▶ **Stated task**
Tally up the lines that include "axis" and state that number by itself.

[Entries with figure data]
****************************************
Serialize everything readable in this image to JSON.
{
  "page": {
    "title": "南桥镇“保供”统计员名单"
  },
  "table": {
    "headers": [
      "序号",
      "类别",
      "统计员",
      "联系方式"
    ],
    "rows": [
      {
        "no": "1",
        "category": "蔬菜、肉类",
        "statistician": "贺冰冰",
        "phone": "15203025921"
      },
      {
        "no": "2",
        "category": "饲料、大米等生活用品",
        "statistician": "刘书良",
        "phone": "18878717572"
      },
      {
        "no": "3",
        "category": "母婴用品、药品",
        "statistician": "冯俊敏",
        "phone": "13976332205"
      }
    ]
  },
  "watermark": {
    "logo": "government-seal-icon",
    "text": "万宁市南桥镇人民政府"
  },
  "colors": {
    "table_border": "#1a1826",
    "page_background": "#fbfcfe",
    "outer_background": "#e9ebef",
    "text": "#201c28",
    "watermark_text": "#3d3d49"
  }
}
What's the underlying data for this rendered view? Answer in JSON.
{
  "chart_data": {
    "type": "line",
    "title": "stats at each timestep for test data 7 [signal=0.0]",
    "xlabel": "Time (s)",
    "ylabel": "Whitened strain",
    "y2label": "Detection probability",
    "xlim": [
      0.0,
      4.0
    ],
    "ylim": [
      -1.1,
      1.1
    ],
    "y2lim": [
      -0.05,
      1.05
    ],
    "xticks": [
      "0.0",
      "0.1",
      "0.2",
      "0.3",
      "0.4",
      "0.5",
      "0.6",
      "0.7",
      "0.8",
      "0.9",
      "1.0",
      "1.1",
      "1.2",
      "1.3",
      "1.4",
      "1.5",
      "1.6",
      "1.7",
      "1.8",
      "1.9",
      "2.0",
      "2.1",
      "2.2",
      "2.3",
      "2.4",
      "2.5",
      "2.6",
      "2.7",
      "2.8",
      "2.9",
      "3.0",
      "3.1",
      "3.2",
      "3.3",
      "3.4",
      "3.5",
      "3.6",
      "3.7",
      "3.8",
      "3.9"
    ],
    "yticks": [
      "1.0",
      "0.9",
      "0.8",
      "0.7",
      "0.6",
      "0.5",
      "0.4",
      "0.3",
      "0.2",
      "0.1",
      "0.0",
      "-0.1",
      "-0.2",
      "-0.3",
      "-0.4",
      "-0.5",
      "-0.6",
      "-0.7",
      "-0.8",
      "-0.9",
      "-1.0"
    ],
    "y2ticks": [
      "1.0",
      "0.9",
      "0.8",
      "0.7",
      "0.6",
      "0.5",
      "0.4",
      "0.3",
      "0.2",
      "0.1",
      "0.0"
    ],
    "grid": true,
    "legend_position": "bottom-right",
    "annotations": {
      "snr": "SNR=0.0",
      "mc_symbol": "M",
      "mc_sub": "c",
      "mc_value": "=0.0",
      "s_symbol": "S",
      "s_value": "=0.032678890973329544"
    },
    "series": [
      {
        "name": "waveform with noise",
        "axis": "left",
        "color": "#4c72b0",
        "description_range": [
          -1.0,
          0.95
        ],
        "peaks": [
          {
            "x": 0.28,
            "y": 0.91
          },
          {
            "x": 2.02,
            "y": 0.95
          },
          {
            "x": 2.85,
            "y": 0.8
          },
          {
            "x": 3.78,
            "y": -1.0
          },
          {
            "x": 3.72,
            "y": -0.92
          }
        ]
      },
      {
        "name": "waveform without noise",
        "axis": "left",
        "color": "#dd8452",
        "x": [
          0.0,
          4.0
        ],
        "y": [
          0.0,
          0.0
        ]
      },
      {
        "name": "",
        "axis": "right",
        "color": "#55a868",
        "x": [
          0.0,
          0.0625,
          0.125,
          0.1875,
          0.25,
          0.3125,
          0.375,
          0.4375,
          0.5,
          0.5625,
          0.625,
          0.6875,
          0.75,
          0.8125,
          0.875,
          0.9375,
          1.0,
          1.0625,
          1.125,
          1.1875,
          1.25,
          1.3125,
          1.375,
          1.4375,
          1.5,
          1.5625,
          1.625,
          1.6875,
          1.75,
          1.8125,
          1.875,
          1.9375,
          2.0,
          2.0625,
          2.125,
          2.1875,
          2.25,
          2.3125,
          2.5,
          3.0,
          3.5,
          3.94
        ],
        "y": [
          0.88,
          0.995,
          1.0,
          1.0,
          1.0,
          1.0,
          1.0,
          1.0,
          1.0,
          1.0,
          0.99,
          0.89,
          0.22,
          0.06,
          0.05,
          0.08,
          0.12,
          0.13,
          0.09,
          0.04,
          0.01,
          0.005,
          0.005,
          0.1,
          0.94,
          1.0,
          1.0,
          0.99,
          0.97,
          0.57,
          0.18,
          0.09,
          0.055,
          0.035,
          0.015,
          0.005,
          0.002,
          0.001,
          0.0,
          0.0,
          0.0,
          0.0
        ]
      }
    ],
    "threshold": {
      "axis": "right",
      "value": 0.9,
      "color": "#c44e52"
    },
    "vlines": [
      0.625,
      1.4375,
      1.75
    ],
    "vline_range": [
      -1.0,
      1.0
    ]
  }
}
****************************************
▶ **Solved problem**
4